**** Data supplied ****
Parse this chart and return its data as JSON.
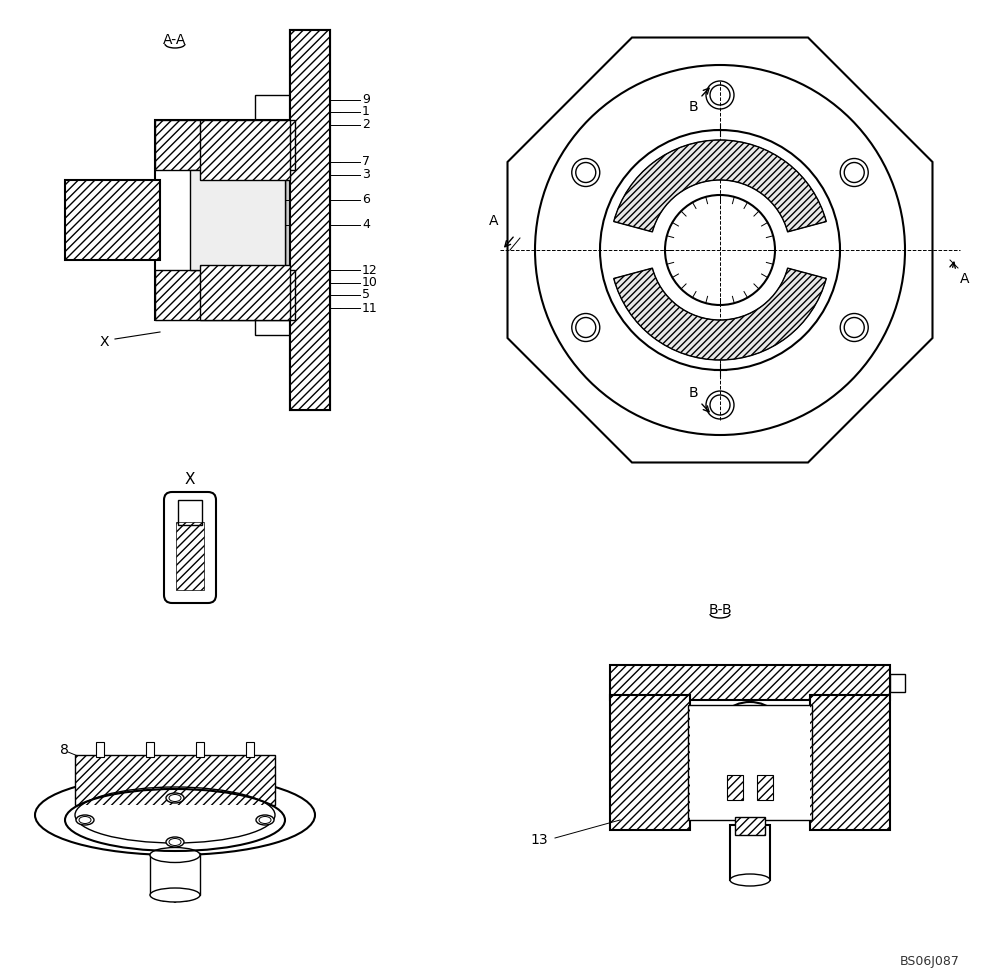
{
  "bg_color": "#ffffff",
  "line_color": "#000000",
  "hatch_color": "#000000",
  "fig_width": 10.0,
  "fig_height": 9.8,
  "watermark": "BS06J087",
  "labels": {
    "AA": "A-A",
    "BB": "B-B",
    "X_label": "X",
    "X2_label": "X",
    "part_numbers": [
      "1",
      "2",
      "3",
      "4",
      "5",
      "6",
      "7",
      "8",
      "9",
      "10",
      "11",
      "12",
      "13"
    ],
    "section_A": "A",
    "section_B": "B"
  }
}
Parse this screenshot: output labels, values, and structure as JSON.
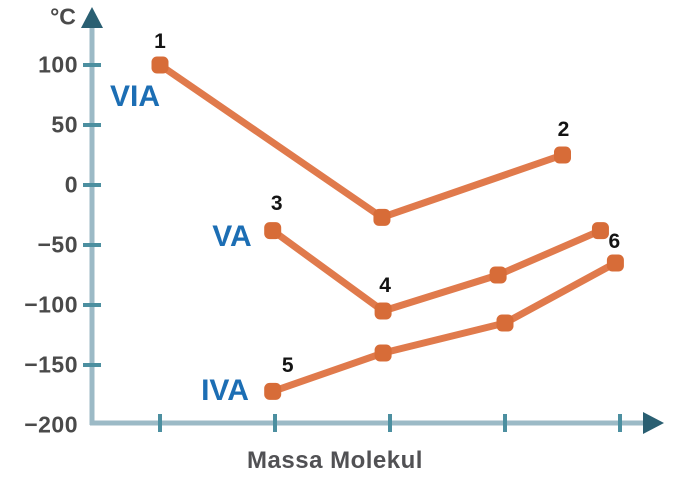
{
  "chart_data": {
    "type": "line",
    "title": "",
    "xlabel": "Massa Molekul",
    "ylabel_unit": "°C",
    "ylim": [
      -200,
      100
    ],
    "grid": false,
    "legend_position": "none",
    "y_ticks": [
      {
        "label": "100",
        "value": 100
      },
      {
        "label": "50",
        "value": 50
      },
      {
        "label": "0",
        "value": 0
      },
      {
        "label": "−50",
        "value": -50
      },
      {
        "label": "−100",
        "value": -100
      },
      {
        "label": "−150",
        "value": -150
      },
      {
        "label": "−200",
        "value": -200
      }
    ],
    "x_tick_positions": [
      1,
      2,
      3,
      4,
      5
    ],
    "x_tick_labels": [
      "",
      "",
      "",
      "",
      ""
    ],
    "series": [
      {
        "name": "VIA",
        "points": [
          {
            "pos": 1.0,
            "temp": 100,
            "label": "1",
            "label_dx": 0,
            "label_dy": -23
          },
          {
            "pos": 2.93,
            "temp": -27
          },
          {
            "pos": 4.5,
            "temp": 25,
            "label": "2",
            "label_dx": 1,
            "label_dy": -25
          }
        ]
      },
      {
        "name": "VA",
        "points": [
          {
            "pos": 1.98,
            "temp": -38,
            "label": "3",
            "label_dx": 4,
            "label_dy": -27
          },
          {
            "pos": 2.94,
            "temp": -105,
            "label": "4",
            "label_dx": 2,
            "label_dy": -25
          },
          {
            "pos": 3.94,
            "temp": -75
          },
          {
            "pos": 4.83,
            "temp": -38
          }
        ]
      },
      {
        "name": "IVA",
        "points": [
          {
            "pos": 1.98,
            "temp": -172,
            "label": "5",
            "label_dx": 15,
            "label_dy": -25
          },
          {
            "pos": 2.94,
            "temp": -140
          },
          {
            "pos": 4.0,
            "temp": -115
          },
          {
            "pos": 4.96,
            "temp": -65,
            "label": "6",
            "label_dx": -1,
            "label_dy": -21
          }
        ]
      }
    ],
    "annotations": [
      {
        "text": "VIA",
        "x": 135,
        "y": 97
      },
      {
        "text": "VA",
        "x": 232,
        "y": 237
      },
      {
        "text": "IVA",
        "x": 225,
        "y": 391
      }
    ]
  },
  "colors": {
    "axis_line": "#9CBAC6",
    "axis_tick": "#4C8FA0",
    "axis_arrow": "#2A5F72",
    "line": "#E07A4C",
    "marker": "#D76C38",
    "tick_label": "#4A4A4A",
    "point_label": "#141414",
    "group_label": "#1C6EB4",
    "x_title": "#515154"
  }
}
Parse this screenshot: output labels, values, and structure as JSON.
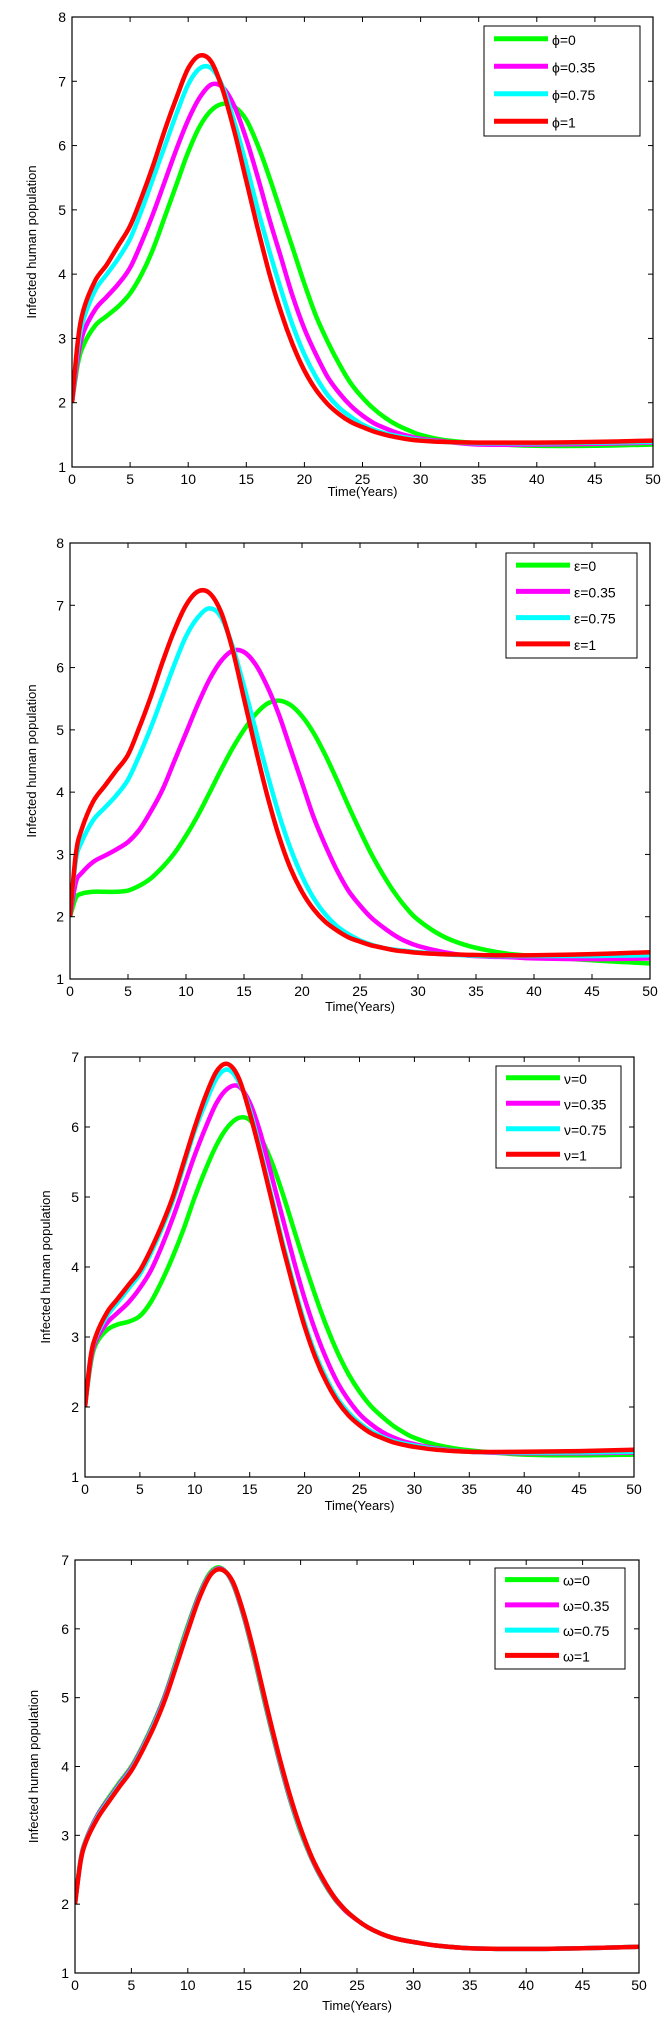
{
  "chart_data": [
    {
      "type": "line",
      "title": "",
      "xlabel": "Time(Years)",
      "ylabel": "Infected human population",
      "xlim": [
        0,
        50
      ],
      "ylim": [
        1,
        8
      ],
      "xticks": [
        0,
        5,
        10,
        15,
        20,
        25,
        30,
        35,
        40,
        45,
        50
      ],
      "yticks": [
        1,
        2,
        3,
        4,
        5,
        6,
        7,
        8
      ],
      "grid": false,
      "legend_position": "top-right",
      "x": [
        0,
        0.5,
        1,
        2,
        3,
        4,
        5,
        6,
        7,
        8,
        9,
        10,
        11,
        12,
        13,
        14,
        15,
        16,
        17,
        18,
        19,
        20,
        21,
        22,
        23,
        24,
        25,
        26,
        27,
        28,
        29,
        30,
        32,
        35,
        40,
        45,
        50
      ],
      "series": [
        {
          "name": "ϕ=0",
          "color": "#00ff00",
          "values": [
            2.0,
            2.6,
            2.9,
            3.2,
            3.35,
            3.5,
            3.7,
            4.0,
            4.4,
            4.9,
            5.4,
            5.9,
            6.3,
            6.55,
            6.65,
            6.6,
            6.4,
            6.0,
            5.5,
            4.95,
            4.4,
            3.85,
            3.35,
            2.95,
            2.6,
            2.3,
            2.08,
            1.9,
            1.76,
            1.65,
            1.57,
            1.5,
            1.42,
            1.37,
            1.33,
            1.33,
            1.35
          ]
        },
        {
          "name": "ϕ=0.35",
          "color": "#ff00ff",
          "values": [
            2.0,
            2.7,
            3.1,
            3.45,
            3.65,
            3.85,
            4.1,
            4.5,
            4.95,
            5.45,
            5.95,
            6.4,
            6.75,
            6.95,
            6.9,
            6.6,
            6.1,
            5.5,
            4.85,
            4.25,
            3.65,
            3.15,
            2.75,
            2.4,
            2.15,
            1.95,
            1.8,
            1.68,
            1.6,
            1.53,
            1.48,
            1.44,
            1.4,
            1.35,
            1.35,
            1.36,
            1.38
          ]
        },
        {
          "name": "ϕ=0.75",
          "color": "#00ffff",
          "values": [
            2.0,
            2.85,
            3.3,
            3.75,
            4.0,
            4.25,
            4.55,
            5.0,
            5.5,
            6.0,
            6.5,
            6.95,
            7.2,
            7.2,
            6.9,
            6.35,
            5.7,
            5.0,
            4.35,
            3.75,
            3.2,
            2.75,
            2.4,
            2.12,
            1.92,
            1.78,
            1.66,
            1.58,
            1.52,
            1.48,
            1.45,
            1.42,
            1.39,
            1.37,
            1.37,
            1.38,
            1.39
          ]
        },
        {
          "name": "ϕ=1",
          "color": "#ff0000",
          "values": [
            2.0,
            2.95,
            3.45,
            3.9,
            4.15,
            4.45,
            4.75,
            5.2,
            5.7,
            6.25,
            6.75,
            7.2,
            7.4,
            7.3,
            6.85,
            6.2,
            5.45,
            4.7,
            4.0,
            3.4,
            2.9,
            2.5,
            2.2,
            1.98,
            1.82,
            1.7,
            1.62,
            1.55,
            1.5,
            1.46,
            1.43,
            1.41,
            1.39,
            1.38,
            1.38,
            1.39,
            1.41
          ]
        }
      ]
    },
    {
      "type": "line",
      "title": "",
      "xlabel": "Time(Years)",
      "ylabel": "Infected human population",
      "xlim": [
        0,
        50
      ],
      "ylim": [
        1,
        8
      ],
      "xticks": [
        0,
        5,
        10,
        15,
        20,
        25,
        30,
        35,
        40,
        45,
        50
      ],
      "yticks": [
        1,
        2,
        3,
        4,
        5,
        6,
        7,
        8
      ],
      "grid": false,
      "legend_position": "top-right",
      "x": [
        0,
        0.5,
        1,
        2,
        3,
        4,
        5,
        6,
        7,
        8,
        9,
        10,
        11,
        12,
        13,
        14,
        15,
        16,
        17,
        18,
        19,
        20,
        21,
        22,
        23,
        24,
        25,
        26,
        27,
        28,
        29,
        30,
        32,
        34,
        36,
        38,
        40,
        45,
        50
      ],
      "series": [
        {
          "name": "ε=0",
          "color": "#00ff00",
          "values": [
            2.0,
            2.3,
            2.37,
            2.4,
            2.4,
            2.4,
            2.42,
            2.5,
            2.62,
            2.8,
            3.02,
            3.3,
            3.62,
            3.98,
            4.35,
            4.7,
            5.0,
            5.25,
            5.42,
            5.47,
            5.4,
            5.22,
            4.95,
            4.6,
            4.2,
            3.78,
            3.38,
            3.0,
            2.67,
            2.38,
            2.14,
            1.95,
            1.7,
            1.55,
            1.46,
            1.4,
            1.37,
            1.3,
            1.25
          ]
        },
        {
          "name": "ε=0.35",
          "color": "#ff00ff",
          "values": [
            2.0,
            2.55,
            2.7,
            2.88,
            2.98,
            3.08,
            3.2,
            3.4,
            3.7,
            4.05,
            4.5,
            4.95,
            5.4,
            5.8,
            6.1,
            6.27,
            6.25,
            6.05,
            5.7,
            5.25,
            4.7,
            4.15,
            3.6,
            3.15,
            2.75,
            2.42,
            2.18,
            1.98,
            1.83,
            1.7,
            1.6,
            1.53,
            1.44,
            1.38,
            1.36,
            1.35,
            1.33,
            1.32,
            1.33
          ]
        },
        {
          "name": "ε=0.75",
          "color": "#00ffff",
          "values": [
            2.0,
            2.9,
            3.2,
            3.55,
            3.75,
            3.95,
            4.2,
            4.6,
            5.05,
            5.55,
            6.05,
            6.5,
            6.8,
            6.95,
            6.82,
            6.35,
            5.7,
            5.0,
            4.3,
            3.65,
            3.1,
            2.65,
            2.3,
            2.04,
            1.85,
            1.72,
            1.62,
            1.55,
            1.5,
            1.47,
            1.45,
            1.43,
            1.4,
            1.38,
            1.37,
            1.37,
            1.37,
            1.37,
            1.38
          ]
        },
        {
          "name": "ε=1",
          "color": "#ff0000",
          "values": [
            2.0,
            3.0,
            3.4,
            3.85,
            4.1,
            4.35,
            4.6,
            5.05,
            5.55,
            6.1,
            6.6,
            7.0,
            7.22,
            7.2,
            6.9,
            6.3,
            5.5,
            4.7,
            3.95,
            3.3,
            2.78,
            2.4,
            2.12,
            1.92,
            1.78,
            1.67,
            1.6,
            1.54,
            1.5,
            1.46,
            1.44,
            1.42,
            1.4,
            1.39,
            1.38,
            1.38,
            1.38,
            1.4,
            1.43
          ]
        }
      ]
    },
    {
      "type": "line",
      "title": "",
      "xlabel": "Time(Years)",
      "ylabel": "Infected human population",
      "xlim": [
        0,
        50
      ],
      "ylim": [
        1,
        7
      ],
      "xticks": [
        0,
        5,
        10,
        15,
        20,
        25,
        30,
        35,
        40,
        45,
        50
      ],
      "yticks": [
        1,
        2,
        3,
        4,
        5,
        6,
        7
      ],
      "grid": false,
      "legend_position": "top-right",
      "x": [
        0,
        0.5,
        1,
        2,
        3,
        4,
        5,
        6,
        7,
        8,
        9,
        10,
        11,
        12,
        13,
        14,
        15,
        16,
        17,
        18,
        19,
        20,
        21,
        22,
        23,
        24,
        25,
        26,
        27,
        28,
        29,
        30,
        32,
        35,
        40,
        45,
        50
      ],
      "series": [
        {
          "name": "ν=0",
          "color": "#00ff00",
          "values": [
            2.0,
            2.6,
            2.9,
            3.1,
            3.18,
            3.22,
            3.3,
            3.5,
            3.8,
            4.15,
            4.55,
            5.0,
            5.4,
            5.75,
            6.0,
            6.13,
            6.1,
            5.85,
            5.5,
            5.05,
            4.55,
            4.05,
            3.58,
            3.15,
            2.78,
            2.47,
            2.22,
            2.02,
            1.87,
            1.74,
            1.64,
            1.56,
            1.46,
            1.38,
            1.32,
            1.31,
            1.32
          ]
        },
        {
          "name": "ν=0.35",
          "color": "#ff00ff",
          "values": [
            2.0,
            2.65,
            2.95,
            3.2,
            3.35,
            3.5,
            3.7,
            3.95,
            4.3,
            4.7,
            5.15,
            5.6,
            6.0,
            6.35,
            6.55,
            6.58,
            6.35,
            5.9,
            5.3,
            4.7,
            4.1,
            3.55,
            3.08,
            2.68,
            2.35,
            2.1,
            1.9,
            1.76,
            1.65,
            1.57,
            1.51,
            1.47,
            1.41,
            1.36,
            1.34,
            1.34,
            1.35
          ]
        },
        {
          "name": "ν=0.75",
          "color": "#00ffff",
          "values": [
            2.0,
            2.7,
            3.0,
            3.3,
            3.5,
            3.7,
            3.9,
            4.2,
            4.55,
            4.95,
            5.45,
            5.95,
            6.35,
            6.7,
            6.82,
            6.65,
            6.25,
            5.65,
            5.0,
            4.35,
            3.75,
            3.2,
            2.75,
            2.4,
            2.12,
            1.92,
            1.77,
            1.66,
            1.58,
            1.52,
            1.48,
            1.45,
            1.4,
            1.36,
            1.35,
            1.35,
            1.36
          ]
        },
        {
          "name": "ν=1",
          "color": "#ff0000",
          "values": [
            2.0,
            2.7,
            3.02,
            3.35,
            3.55,
            3.75,
            3.95,
            4.25,
            4.6,
            5.0,
            5.5,
            6.0,
            6.45,
            6.8,
            6.9,
            6.7,
            6.2,
            5.6,
            4.95,
            4.3,
            3.7,
            3.15,
            2.7,
            2.35,
            2.08,
            1.88,
            1.74,
            1.63,
            1.56,
            1.5,
            1.46,
            1.43,
            1.39,
            1.36,
            1.36,
            1.37,
            1.39
          ]
        }
      ]
    },
    {
      "type": "line",
      "title": "",
      "xlabel": "Time(Years)",
      "ylabel": "Infected human population",
      "xlim": [
        0,
        50
      ],
      "ylim": [
        1,
        7
      ],
      "xticks": [
        0,
        5,
        10,
        15,
        20,
        25,
        30,
        35,
        40,
        45,
        50
      ],
      "yticks": [
        1,
        2,
        3,
        4,
        5,
        6,
        7
      ],
      "grid": false,
      "legend_position": "top-right",
      "x": [
        0,
        0.5,
        1,
        2,
        3,
        4,
        5,
        6,
        7,
        8,
        9,
        10,
        11,
        12,
        13,
        14,
        15,
        16,
        17,
        18,
        19,
        20,
        21,
        22,
        23,
        24,
        25,
        26,
        27,
        28,
        29,
        30,
        32,
        35,
        40,
        45,
        50
      ],
      "series": [
        {
          "name": "ω=0",
          "color": "#00ff00",
          "values": [
            2.0,
            2.65,
            2.95,
            3.3,
            3.55,
            3.78,
            4.0,
            4.3,
            4.65,
            5.05,
            5.55,
            6.05,
            6.5,
            6.82,
            6.88,
            6.65,
            6.15,
            5.5,
            4.8,
            4.15,
            3.55,
            3.05,
            2.65,
            2.33,
            2.08,
            1.9,
            1.77,
            1.66,
            1.58,
            1.52,
            1.48,
            1.45,
            1.4,
            1.36,
            1.35,
            1.36,
            1.38
          ]
        },
        {
          "name": "ω=0.35",
          "color": "#ff00ff",
          "values": [
            2.0,
            2.64,
            2.94,
            3.29,
            3.53,
            3.76,
            3.98,
            4.28,
            4.63,
            5.03,
            5.52,
            6.02,
            6.48,
            6.8,
            6.87,
            6.66,
            6.17,
            5.53,
            4.83,
            4.17,
            3.57,
            3.07,
            2.66,
            2.34,
            2.09,
            1.9,
            1.77,
            1.66,
            1.58,
            1.52,
            1.48,
            1.45,
            1.4,
            1.36,
            1.35,
            1.36,
            1.38
          ]
        },
        {
          "name": "ω=0.75",
          "color": "#00ffff",
          "values": [
            2.0,
            2.63,
            2.93,
            3.27,
            3.51,
            3.74,
            3.96,
            4.26,
            4.61,
            5.0,
            5.5,
            6.0,
            6.46,
            6.79,
            6.86,
            6.67,
            6.19,
            5.55,
            4.85,
            4.19,
            3.59,
            3.08,
            2.67,
            2.35,
            2.1,
            1.91,
            1.77,
            1.66,
            1.58,
            1.52,
            1.48,
            1.45,
            1.4,
            1.36,
            1.35,
            1.36,
            1.38
          ]
        },
        {
          "name": "ω=1",
          "color": "#ff0000",
          "values": [
            2.0,
            2.62,
            2.92,
            3.25,
            3.49,
            3.72,
            3.94,
            4.24,
            4.58,
            4.98,
            5.47,
            5.97,
            6.44,
            6.78,
            6.86,
            6.68,
            6.2,
            5.57,
            4.87,
            4.21,
            3.61,
            3.1,
            2.68,
            2.36,
            2.1,
            1.91,
            1.77,
            1.66,
            1.58,
            1.52,
            1.48,
            1.45,
            1.4,
            1.36,
            1.35,
            1.36,
            1.38
          ]
        }
      ]
    }
  ]
}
****
Written task:
Of the lines above, how many hold the string "temp"? Answer with only the number.

Task output:
11